(Records from a collection)
■ ■ ■

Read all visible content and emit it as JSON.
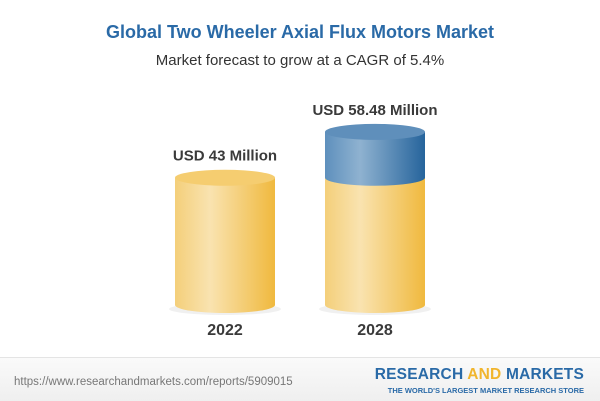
{
  "chart_data": {
    "type": "bar",
    "title": "Global Two Wheeler Axial Flux Motors Market",
    "subtitle": "Market forecast to grow at a CAGR of 5.4%",
    "categories": [
      "2022",
      "2028"
    ],
    "values": [
      43,
      58.48
    ],
    "data_labels": [
      "USD 43 Million",
      "USD 58.48 Million"
    ],
    "unit": "USD Million",
    "colors": {
      "base": "#f3c45a",
      "growth": "#3f7fb3"
    }
  },
  "footer": {
    "url": "https://www.researchandmarkets.com/reports/5909015",
    "logo_part1": "RESEARCH ",
    "logo_part2": "AND",
    "logo_part3": " MARKETS",
    "tagline": "THE WORLD'S LARGEST MARKET RESEARCH STORE"
  }
}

■ ■ ■

§ Do this
Return only the number of lines in the data that contain "Million".

§ Exercise output
3